AVAILABLE DATA start

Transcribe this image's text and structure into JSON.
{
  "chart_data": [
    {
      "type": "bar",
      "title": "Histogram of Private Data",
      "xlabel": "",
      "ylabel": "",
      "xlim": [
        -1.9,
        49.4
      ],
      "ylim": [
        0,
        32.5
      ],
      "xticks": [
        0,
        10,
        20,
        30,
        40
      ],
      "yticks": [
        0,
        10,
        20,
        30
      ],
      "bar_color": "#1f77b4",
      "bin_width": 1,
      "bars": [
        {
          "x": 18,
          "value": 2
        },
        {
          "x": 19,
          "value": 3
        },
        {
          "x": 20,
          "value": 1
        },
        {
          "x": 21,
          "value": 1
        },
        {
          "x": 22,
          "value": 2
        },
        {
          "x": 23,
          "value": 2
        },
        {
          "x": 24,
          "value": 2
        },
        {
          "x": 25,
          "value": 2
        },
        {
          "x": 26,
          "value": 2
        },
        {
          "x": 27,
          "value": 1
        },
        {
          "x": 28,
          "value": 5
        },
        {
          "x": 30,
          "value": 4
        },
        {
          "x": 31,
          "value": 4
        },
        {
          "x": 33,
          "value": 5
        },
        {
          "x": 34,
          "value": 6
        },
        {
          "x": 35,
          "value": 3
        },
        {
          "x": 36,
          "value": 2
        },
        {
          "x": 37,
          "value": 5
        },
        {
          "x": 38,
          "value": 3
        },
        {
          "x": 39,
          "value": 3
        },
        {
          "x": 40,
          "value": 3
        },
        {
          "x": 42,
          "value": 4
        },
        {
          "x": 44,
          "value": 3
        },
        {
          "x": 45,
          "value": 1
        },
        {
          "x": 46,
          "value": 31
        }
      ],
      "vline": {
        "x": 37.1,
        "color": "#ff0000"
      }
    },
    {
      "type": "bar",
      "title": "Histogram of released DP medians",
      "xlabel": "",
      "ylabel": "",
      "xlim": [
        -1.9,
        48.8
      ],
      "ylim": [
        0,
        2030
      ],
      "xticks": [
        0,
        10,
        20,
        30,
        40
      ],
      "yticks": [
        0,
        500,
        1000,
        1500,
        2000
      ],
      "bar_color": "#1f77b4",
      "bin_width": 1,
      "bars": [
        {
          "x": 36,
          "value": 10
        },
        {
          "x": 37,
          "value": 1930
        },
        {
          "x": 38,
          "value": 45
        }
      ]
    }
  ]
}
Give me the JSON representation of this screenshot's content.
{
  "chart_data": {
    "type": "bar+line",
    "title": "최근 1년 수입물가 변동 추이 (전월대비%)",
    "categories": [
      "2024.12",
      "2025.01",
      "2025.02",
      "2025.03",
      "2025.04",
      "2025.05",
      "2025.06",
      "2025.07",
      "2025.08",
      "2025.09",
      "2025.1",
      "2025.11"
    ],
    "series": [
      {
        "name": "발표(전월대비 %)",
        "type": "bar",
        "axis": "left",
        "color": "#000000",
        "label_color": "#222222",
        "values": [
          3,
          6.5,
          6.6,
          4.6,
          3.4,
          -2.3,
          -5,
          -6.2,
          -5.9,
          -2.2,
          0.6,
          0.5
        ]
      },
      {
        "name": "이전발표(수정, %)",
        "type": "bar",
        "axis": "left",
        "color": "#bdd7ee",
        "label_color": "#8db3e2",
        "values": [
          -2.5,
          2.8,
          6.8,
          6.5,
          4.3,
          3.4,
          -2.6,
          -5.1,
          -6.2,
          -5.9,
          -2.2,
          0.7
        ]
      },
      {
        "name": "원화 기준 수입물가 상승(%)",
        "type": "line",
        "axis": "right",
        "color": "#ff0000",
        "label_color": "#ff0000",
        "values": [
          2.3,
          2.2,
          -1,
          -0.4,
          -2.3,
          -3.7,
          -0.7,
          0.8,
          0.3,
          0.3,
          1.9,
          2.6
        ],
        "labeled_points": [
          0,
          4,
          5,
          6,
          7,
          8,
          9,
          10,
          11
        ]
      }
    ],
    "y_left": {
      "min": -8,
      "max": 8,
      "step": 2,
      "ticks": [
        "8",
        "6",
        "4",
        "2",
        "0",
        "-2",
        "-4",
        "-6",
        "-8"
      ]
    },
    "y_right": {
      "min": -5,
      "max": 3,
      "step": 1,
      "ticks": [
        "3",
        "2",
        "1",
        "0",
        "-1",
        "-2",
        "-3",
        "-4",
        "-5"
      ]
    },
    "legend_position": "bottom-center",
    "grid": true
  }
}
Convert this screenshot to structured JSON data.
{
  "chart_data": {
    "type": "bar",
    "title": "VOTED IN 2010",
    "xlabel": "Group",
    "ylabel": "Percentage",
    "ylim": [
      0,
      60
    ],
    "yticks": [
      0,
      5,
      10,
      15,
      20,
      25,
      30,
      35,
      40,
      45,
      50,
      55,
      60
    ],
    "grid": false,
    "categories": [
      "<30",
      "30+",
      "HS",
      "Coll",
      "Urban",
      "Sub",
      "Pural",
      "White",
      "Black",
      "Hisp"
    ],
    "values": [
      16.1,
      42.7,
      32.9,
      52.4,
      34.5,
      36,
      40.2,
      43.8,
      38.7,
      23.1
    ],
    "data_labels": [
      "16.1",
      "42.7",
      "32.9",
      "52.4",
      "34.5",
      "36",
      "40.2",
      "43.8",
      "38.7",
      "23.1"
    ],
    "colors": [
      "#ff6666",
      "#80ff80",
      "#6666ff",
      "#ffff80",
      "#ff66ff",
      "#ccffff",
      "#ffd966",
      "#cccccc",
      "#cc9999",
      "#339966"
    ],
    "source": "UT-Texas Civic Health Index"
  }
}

AVAILABLE DATA end

*REQUIREMENTS:*
Reproduce every line of the data verbatim.

*CORRECT RESPONSE:*
Transcribe this image's text and structure into JSON.
{
  "chart_data": [
    {
      "type": "bar",
      "title": "Histogram of Private Data",
      "xlabel": "",
      "ylabel": "",
      "xlim": [
        -1.9,
        49.4
      ],
      "ylim": [
        0,
        32.5
      ],
      "xticks": [
        0,
        10,
        20,
        30,
        40
      ],
      "yticks": [
        0,
        10,
        20,
        30
      ],
      "bar_color": "#1f77b4",
      "bin_width": 1,
      "bars": [
        {
          "x": 18,
          "value": 2
        },
        {
          "x": 19,
          "value": 3
        },
        {
          "x": 20,
          "value": 1
        },
        {
          "x": 21,
          "value": 1
        },
        {
          "x": 22,
          "value": 2
        },
        {
          "x": 23,
          "value": 2
        },
        {
          "x": 24,
          "value": 2
        },
        {
          "x": 25,
          "value": 2
        },
        {
          "x": 26,
          "value": 2
        },
        {
          "x": 27,
          "value": 1
        },
        {
          "x": 28,
          "value": 5
        },
        {
          "x": 30,
          "value": 4
        },
        {
          "x": 31,
          "value": 4
        },
        {
          "x": 33,
          "value": 5
        },
        {
          "x": 34,
          "value": 6
        },
        {
          "x": 35,
          "value": 3
        },
        {
          "x": 36,
          "value": 2
        },
        {
          "x": 37,
          "value": 5
        },
        {
          "x": 38,
          "value": 3
        },
        {
          "x": 39,
          "value": 3
        },
        {
          "x": 40,
          "value": 3
        },
        {
          "x": 42,
          "value": 4
        },
        {
          "x": 44,
          "value": 3
        },
        {
          "x": 45,
          "value": 1
        },
        {
          "x": 46,
          "value": 31
        }
      ],
      "vline": {
        "x": 37.1,
        "color": "#ff0000"
      }
    },
    {
      "type": "bar",
      "title": "Histogram of released DP medians",
      "xlabel": "",
      "ylabel": "",
      "xlim": [
        -1.9,
        48.8
      ],
      "ylim": [
        0,
        2030
      ],
      "xticks": [
        0,
        10,
        20,
        30,
        40
      ],
      "yticks": [
        0,
        500,
        1000,
        1500,
        2000
      ],
      "bar_color": "#1f77b4",
      "bin_width": 1,
      "bars": [
        {
          "x": 36,
          "value": 10
        },
        {
          "x": 37,
          "value": 1930
        },
        {
          "x": 38,
          "value": 45
        }
      ]
    }
  ]
}
Give me the JSON representation of this screenshot's content.
{
  "chart_data": {
    "type": "bar+line",
    "title": "최근 1년 수입물가 변동 추이 (전월대비%)",
    "categories": [
      "2024.12",
      "2025.01",
      "2025.02",
      "2025.03",
      "2025.04",
      "2025.05",
      "2025.06",
      "2025.07",
      "2025.08",
      "2025.09",
      "2025.1",
      "2025.11"
    ],
    "series": [
      {
        "name": "발표(전월대비 %)",
        "type": "bar",
        "axis": "left",
        "color": "#000000",
        "label_color": "#222222",
        "values": [
          3,
          6.5,
          6.6,
          4.6,
          3.4,
          -2.3,
          -5,
          -6.2,
          -5.9,
          -2.2,
          0.6,
          0.5
        ]
      },
      {
        "name": "이전발표(수정, %)",
        "type": "bar",
        "axis": "left",
        "color": "#bdd7ee",
        "label_color": "#8db3e2",
        "values": [
          -2.5,
          2.8,
          6.8,
          6.5,
          4.3,
          3.4,
          -2.6,
          -5.1,
          -6.2,
          -5.9,
          -2.2,
          0.7
        ]
      },
      {
        "name": "원화 기준 수입물가 상승(%)",
        "type": "line",
        "axis": "right",
        "color": "#ff0000",
        "label_color": "#ff0000",
        "values": [
          2.3,
          2.2,
          -1,
          -0.4,
          -2.3,
          -3.7,
          -0.7,
          0.8,
          0.3,
          0.3,
          1.9,
          2.6
        ],
        "labeled_points": [
          0,
          4,
          5,
          6,
          7,
          8,
          9,
          10,
          11
        ]
      }
    ],
    "y_left": {
      "min": -8,
      "max": 8,
      "step": 2,
      "ticks": [
        "8",
        "6",
        "4",
        "2",
        "0",
        "-2",
        "-4",
        "-6",
        "-8"
      ]
    },
    "y_right": {
      "min": -5,
      "max": 3,
      "step": 1,
      "ticks": [
        "3",
        "2",
        "1",
        "0",
        "-1",
        "-2",
        "-3",
        "-4",
        "-5"
      ]
    },
    "legend_position": "bottom-center",
    "grid": true
  }
}
Convert this screenshot to structured JSON data.
{
  "chart_data": {
    "type": "bar",
    "title": "VOTED IN 2010",
    "xlabel": "Group",
    "ylabel": "Percentage",
    "ylim": [
      0,
      60
    ],
    "yticks": [
      0,
      5,
      10,
      15,
      20,
      25,
      30,
      35,
      40,
      45,
      50,
      55,
      60
    ],
    "grid": false,
    "categories": [
      "<30",
      "30+",
      "HS",
      "Coll",
      "Urban",
      "Sub",
      "Pural",
      "White",
      "Black",
      "Hisp"
    ],
    "values": [
      16.1,
      42.7,
      32.9,
      52.4,
      34.5,
      36,
      40.2,
      43.8,
      38.7,
      23.1
    ],
    "data_labels": [
      "16.1",
      "42.7",
      "32.9",
      "52.4",
      "34.5",
      "36",
      "40.2",
      "43.8",
      "38.7",
      "23.1"
    ],
    "colors": [
      "#ff6666",
      "#80ff80",
      "#6666ff",
      "#ffff80",
      "#ff66ff",
      "#ccffff",
      "#ffd966",
      "#cccccc",
      "#cc9999",
      "#339966"
    ],
    "source": "UT-Texas Civic Health Index"
  }
}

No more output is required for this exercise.